> _Extracted entries_:

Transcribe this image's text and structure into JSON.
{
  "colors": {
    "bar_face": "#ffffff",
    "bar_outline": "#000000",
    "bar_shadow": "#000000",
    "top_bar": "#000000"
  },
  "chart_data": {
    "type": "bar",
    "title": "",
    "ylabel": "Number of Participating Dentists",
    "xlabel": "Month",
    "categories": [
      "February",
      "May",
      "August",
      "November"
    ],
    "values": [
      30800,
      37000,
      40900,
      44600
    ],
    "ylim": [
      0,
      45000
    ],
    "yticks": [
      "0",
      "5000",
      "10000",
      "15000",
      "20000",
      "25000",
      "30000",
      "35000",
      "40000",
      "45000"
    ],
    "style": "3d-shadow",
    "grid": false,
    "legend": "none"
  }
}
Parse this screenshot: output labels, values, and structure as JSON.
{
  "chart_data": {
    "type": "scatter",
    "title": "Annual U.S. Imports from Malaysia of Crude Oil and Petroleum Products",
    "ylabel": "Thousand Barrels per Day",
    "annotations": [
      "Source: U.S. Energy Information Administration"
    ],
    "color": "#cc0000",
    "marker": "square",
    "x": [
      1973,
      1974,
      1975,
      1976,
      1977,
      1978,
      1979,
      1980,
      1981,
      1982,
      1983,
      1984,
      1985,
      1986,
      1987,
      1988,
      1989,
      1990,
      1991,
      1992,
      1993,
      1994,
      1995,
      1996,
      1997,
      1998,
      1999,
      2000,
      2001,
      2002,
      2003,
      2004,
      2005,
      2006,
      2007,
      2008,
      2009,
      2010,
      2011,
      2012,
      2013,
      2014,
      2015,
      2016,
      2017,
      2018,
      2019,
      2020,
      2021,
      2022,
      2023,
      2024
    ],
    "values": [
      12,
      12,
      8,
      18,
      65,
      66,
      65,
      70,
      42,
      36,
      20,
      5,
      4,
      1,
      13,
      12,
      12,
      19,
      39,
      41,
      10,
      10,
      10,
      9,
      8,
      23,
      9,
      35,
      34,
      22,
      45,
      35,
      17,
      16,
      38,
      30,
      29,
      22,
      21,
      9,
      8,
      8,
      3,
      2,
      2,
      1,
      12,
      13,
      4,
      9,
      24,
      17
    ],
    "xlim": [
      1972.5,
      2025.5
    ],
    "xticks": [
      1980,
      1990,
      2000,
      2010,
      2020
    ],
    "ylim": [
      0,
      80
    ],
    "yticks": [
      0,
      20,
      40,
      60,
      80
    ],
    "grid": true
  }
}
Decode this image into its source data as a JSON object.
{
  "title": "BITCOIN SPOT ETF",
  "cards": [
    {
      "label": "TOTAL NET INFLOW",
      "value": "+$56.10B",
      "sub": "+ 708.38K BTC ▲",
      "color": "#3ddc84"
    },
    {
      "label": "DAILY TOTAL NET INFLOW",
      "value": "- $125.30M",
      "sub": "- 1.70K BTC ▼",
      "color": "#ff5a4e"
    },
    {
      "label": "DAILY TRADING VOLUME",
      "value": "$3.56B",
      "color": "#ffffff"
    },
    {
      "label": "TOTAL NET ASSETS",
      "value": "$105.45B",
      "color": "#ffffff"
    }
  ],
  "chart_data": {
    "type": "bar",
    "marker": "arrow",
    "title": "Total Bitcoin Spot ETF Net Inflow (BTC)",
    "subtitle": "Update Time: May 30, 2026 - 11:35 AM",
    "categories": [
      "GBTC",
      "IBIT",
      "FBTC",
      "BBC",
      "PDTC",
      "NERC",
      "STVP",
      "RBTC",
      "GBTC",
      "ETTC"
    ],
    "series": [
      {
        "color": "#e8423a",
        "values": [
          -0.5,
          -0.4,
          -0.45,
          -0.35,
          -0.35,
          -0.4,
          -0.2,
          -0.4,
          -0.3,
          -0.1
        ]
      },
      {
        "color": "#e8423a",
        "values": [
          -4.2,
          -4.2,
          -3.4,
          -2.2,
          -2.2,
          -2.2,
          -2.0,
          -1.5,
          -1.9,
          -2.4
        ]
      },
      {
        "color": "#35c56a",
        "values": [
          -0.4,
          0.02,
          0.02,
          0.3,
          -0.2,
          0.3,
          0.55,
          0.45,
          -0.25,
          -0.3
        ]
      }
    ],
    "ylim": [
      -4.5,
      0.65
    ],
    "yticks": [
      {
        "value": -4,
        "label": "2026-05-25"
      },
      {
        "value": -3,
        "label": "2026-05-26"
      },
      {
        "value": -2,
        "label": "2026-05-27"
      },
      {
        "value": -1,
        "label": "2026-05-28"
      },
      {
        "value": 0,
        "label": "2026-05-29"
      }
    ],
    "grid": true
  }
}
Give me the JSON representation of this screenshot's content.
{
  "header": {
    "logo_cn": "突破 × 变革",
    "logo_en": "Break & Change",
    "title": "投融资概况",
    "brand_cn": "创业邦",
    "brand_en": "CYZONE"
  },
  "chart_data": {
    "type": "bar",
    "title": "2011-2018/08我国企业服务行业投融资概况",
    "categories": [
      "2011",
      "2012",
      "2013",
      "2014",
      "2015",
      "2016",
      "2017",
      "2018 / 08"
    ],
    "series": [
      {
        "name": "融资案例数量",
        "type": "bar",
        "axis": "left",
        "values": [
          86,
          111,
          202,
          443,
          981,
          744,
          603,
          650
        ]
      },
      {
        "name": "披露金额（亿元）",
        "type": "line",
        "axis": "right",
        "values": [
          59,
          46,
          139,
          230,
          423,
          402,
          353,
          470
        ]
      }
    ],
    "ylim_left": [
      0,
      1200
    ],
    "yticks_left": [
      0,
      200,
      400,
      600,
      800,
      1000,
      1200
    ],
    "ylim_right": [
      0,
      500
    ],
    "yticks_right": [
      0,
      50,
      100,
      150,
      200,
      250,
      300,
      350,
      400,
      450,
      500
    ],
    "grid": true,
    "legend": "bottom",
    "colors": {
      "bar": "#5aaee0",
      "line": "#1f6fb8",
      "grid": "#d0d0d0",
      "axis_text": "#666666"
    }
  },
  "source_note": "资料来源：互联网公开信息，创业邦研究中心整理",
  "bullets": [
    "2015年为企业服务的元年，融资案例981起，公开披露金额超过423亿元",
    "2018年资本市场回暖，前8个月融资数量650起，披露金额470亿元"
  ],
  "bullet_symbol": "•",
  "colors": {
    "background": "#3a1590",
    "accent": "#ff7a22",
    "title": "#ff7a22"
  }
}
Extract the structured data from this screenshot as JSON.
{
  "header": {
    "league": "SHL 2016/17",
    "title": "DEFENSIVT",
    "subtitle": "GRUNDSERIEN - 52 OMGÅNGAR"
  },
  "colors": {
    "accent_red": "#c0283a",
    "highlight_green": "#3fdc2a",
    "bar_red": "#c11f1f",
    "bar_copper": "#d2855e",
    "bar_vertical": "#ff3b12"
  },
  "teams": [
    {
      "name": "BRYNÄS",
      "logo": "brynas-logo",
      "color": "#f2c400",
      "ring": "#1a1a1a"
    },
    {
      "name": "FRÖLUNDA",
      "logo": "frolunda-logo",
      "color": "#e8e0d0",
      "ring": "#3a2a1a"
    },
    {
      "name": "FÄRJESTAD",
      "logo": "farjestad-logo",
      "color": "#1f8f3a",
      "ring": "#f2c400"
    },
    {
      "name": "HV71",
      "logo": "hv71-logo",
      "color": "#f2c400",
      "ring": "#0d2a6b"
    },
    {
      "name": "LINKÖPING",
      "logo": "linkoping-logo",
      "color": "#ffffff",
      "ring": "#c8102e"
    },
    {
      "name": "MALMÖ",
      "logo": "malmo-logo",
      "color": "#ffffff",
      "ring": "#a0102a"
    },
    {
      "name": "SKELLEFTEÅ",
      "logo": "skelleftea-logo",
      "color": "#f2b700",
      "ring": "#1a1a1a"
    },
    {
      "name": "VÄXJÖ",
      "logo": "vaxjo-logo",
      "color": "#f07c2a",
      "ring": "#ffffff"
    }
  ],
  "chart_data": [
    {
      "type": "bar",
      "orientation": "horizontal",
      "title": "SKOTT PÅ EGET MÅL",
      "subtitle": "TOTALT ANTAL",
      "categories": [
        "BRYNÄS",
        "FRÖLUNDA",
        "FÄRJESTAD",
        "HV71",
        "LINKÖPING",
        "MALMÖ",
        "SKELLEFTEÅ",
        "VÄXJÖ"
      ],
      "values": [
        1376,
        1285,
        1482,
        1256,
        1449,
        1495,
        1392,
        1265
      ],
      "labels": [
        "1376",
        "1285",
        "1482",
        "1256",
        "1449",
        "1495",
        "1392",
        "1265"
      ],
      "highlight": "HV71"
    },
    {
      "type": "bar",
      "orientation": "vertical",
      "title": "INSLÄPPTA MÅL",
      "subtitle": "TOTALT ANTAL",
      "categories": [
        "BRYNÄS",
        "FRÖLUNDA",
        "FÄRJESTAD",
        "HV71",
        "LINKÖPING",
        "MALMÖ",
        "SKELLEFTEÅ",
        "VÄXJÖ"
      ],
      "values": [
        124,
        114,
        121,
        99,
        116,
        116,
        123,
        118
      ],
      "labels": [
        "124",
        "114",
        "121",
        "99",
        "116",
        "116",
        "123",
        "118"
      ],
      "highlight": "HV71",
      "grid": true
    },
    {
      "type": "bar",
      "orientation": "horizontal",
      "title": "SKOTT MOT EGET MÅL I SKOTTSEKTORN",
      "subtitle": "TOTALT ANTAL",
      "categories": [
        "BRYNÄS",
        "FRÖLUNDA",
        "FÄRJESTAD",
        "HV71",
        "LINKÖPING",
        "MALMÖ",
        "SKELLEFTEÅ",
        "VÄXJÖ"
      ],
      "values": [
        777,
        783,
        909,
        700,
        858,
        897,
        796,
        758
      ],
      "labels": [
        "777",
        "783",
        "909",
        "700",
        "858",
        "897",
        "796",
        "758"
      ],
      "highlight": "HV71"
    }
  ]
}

> _Task goal_: Spot every line that holds "image" and copy it.

> _Reply_:
Transcribe this image's text and structure into JSON.
Decode this image into its source data as a JSON object.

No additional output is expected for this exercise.